Tâche a – Présentez sous forme de liste numérotée le passage du listing allant de son début jusqu'à la ligne contenant « - table-cell-text: Open-ended: [1412, 287, 1490, 307] », celle-ci comprise, sans reprendre les lignes vides.

··· Texte fourni ···

Mais, lancer des bateaux sur le Nil ou envoyer des missions constituait pour Gordon une partie secondaire de sa tâche. Son devoir, le motif de son séjour dans ces contrées perdues, c’était l’anéantissement de la traite des esclaves.

Sa passion pour la justice comme sa haine de toute vilenie trouvaient également leur compte dans cette œuvre. Son horreur des esclavagistes l’entraînait parfois, lui ce gentleman correct, à des actes surprenans. Il alla un jour, rapporte M. Boulger dans sa Life of Gordon, jusqu’à cravacher l’un d’eux en plein visage et on m’a raconté au Caire qu’un autre de ces misérables ayant été introduit dans la hutte pendant le repas, Gordon hors de lui, se mit, dans l’excès de son indignation, à le larder de coups de fourchette.

Fermer aux marchands d’esclaves toute issue vers le nord, les épier, les prendre sur le fait, avoir la satisfaction de rendre la liberté à leurs victimes, voilà l’œuvre à laquelle Gordon se dévoua de 1874 à 1876. Sa préoccupation dominante se manifeste à chaque page de sa correspondance. Il ne répartit pas ses postes au hasard sur le pays, mais les plaça en certains points stratégiques pour entraver de son mieux les opérations des marchands d’esclaves. Or, à quoi aboutit tout cet effort ? Assurément la traite ne s’exerça plus ouvertement comme jadis, mais les esclavagistes ne renoncèrent pas à leur commerce lucratif. Ils corrompaient les fonctionnaires égyptiens, ils se frayaient de nouvelles voies. La route de Dem Ziber à Chakka dans le Darfour fut de plus en plus fréquentée. Junker voyageant sur le Nil Blanc en 1876, rapporte que la veille du jour où il était arrivé au poste du Sobat, un navire chargé d’esclaves avait descendu le fleuve.

··· Données à utiliser ···

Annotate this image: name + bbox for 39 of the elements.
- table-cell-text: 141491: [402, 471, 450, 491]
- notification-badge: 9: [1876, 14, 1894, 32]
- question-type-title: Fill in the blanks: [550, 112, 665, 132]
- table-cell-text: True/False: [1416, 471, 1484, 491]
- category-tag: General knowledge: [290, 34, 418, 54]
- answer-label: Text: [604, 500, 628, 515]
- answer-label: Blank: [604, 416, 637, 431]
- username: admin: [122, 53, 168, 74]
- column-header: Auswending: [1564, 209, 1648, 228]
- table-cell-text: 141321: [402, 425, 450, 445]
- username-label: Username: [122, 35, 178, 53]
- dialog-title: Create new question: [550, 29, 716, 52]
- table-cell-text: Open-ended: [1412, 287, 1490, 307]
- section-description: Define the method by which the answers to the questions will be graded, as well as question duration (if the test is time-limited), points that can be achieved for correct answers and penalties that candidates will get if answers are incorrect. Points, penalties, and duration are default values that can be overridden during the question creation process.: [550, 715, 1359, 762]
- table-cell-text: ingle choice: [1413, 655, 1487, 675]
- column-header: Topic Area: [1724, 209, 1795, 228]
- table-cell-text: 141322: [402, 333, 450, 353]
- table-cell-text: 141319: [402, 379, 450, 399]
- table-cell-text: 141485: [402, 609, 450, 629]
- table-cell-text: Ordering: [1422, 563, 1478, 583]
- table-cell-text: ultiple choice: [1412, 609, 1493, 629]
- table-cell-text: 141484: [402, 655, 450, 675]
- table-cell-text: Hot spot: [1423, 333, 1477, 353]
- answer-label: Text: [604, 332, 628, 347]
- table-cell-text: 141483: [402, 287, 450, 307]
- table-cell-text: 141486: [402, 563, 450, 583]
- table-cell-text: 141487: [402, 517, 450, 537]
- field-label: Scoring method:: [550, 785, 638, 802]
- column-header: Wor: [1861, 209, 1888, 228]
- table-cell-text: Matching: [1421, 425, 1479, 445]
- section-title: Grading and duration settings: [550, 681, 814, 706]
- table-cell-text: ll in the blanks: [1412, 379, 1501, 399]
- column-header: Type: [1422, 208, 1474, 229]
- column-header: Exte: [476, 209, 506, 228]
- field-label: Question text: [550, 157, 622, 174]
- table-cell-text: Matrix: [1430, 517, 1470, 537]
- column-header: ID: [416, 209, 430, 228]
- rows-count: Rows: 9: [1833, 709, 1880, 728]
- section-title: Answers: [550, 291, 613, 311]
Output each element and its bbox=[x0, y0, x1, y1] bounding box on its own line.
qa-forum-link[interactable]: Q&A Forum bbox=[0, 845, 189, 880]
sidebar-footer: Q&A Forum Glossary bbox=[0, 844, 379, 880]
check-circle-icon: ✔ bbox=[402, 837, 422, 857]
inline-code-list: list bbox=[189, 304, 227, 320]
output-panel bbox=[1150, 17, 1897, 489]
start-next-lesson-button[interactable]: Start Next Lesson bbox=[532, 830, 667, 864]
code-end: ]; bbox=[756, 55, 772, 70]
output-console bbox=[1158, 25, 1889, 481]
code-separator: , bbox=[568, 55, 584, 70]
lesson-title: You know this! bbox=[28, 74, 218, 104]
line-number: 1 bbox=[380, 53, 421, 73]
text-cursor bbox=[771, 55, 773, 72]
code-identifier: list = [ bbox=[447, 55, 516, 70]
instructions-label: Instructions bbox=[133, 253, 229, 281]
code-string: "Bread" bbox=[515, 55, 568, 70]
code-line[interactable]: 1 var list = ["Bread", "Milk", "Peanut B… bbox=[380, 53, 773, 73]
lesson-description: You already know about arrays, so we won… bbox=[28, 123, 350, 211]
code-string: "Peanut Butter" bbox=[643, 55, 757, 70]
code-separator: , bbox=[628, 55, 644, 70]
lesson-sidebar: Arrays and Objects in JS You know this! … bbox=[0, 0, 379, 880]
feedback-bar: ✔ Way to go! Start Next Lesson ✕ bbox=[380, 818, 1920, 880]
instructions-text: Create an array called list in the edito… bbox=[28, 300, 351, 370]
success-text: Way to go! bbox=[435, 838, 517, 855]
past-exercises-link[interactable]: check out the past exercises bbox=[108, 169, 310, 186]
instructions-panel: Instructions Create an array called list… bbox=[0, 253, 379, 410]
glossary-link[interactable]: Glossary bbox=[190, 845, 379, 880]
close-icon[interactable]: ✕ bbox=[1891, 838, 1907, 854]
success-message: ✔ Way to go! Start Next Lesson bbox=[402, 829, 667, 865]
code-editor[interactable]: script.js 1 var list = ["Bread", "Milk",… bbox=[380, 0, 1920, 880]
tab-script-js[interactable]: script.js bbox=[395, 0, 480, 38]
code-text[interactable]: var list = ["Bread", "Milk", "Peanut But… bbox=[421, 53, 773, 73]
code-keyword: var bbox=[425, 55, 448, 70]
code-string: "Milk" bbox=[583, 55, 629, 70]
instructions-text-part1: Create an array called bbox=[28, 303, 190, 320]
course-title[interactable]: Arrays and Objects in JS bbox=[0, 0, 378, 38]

···

Tâche b – D'après le texte sur Gordon et la traite des esclaves, quelle route fut de plus en plus fréquentée par les esclavagistes ?

Résultat a –
1. Annotate this image: name + bbox for 39 of the elements.
2. - table-cell-text: 141491: [402, 471, 450, 491]
3. - notification-badge: 9: [1876, 14, 1894, 32]
4. - question-type-title: Fill in the blanks: [550, 112, 665, 132]
5. - table-cell-text: True/False: [1416, 471, 1484, 491]
6. - category-tag: General knowledge: [290, 34, 418, 54]
7. - answer-label: Text: [604, 500, 628, 515]
8. - answer-label: Blank: [604, 416, 637, 431]
9. - username: admin: [122, 53, 168, 74]
10. - column-header: Auswending: [1564, 209, 1648, 228]
11. - table-cell-text: 141321: [402, 425, 450, 445]
12. - username-label: Username: [122, 35, 178, 53]
13. - dialog-title: Create new question: [550, 29, 716, 52]
14. - table-cell-text: Open-ended: [1412, 287, 1490, 307]

Résultat b – La route de Dem Ziber à Chakka, dans le Darfour.